▸ **SHORT TASK**:
What is the number of lines in the data holding the word "accessibility"? Give that number by itself.

Dataset items:

★ ★ ★ ★ ★

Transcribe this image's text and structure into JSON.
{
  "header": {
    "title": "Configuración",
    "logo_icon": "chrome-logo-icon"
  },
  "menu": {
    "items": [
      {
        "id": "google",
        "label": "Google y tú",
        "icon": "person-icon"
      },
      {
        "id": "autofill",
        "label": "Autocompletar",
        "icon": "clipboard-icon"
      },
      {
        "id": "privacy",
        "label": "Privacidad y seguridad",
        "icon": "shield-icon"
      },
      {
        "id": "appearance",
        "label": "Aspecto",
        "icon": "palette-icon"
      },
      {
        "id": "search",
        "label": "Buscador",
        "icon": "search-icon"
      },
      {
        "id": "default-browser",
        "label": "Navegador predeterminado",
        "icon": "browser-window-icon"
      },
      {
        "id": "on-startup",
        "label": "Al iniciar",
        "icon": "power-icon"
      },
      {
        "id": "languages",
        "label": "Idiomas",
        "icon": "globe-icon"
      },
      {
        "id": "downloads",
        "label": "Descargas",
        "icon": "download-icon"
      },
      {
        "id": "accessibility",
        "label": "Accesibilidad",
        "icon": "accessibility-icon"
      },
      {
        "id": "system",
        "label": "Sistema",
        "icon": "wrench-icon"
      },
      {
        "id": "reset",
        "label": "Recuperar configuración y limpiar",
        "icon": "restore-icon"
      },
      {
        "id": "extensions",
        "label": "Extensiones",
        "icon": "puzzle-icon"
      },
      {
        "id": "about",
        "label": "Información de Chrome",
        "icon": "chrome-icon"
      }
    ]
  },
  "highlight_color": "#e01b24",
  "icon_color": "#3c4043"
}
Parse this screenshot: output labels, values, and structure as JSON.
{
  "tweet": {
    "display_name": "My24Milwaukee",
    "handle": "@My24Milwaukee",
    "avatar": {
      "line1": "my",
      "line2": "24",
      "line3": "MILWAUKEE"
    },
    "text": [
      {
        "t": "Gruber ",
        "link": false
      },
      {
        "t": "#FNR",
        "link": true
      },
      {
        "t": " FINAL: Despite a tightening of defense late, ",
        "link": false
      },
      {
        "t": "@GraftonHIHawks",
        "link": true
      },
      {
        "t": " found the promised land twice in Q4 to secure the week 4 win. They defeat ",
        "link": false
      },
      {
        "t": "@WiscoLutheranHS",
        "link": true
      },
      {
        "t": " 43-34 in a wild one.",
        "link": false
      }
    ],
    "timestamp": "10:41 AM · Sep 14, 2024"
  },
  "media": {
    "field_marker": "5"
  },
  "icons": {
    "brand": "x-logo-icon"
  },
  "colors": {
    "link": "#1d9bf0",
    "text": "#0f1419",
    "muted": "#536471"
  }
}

★ ★ ★ ★ ★

▸ **REPLY TO THE EXERCISE**:
2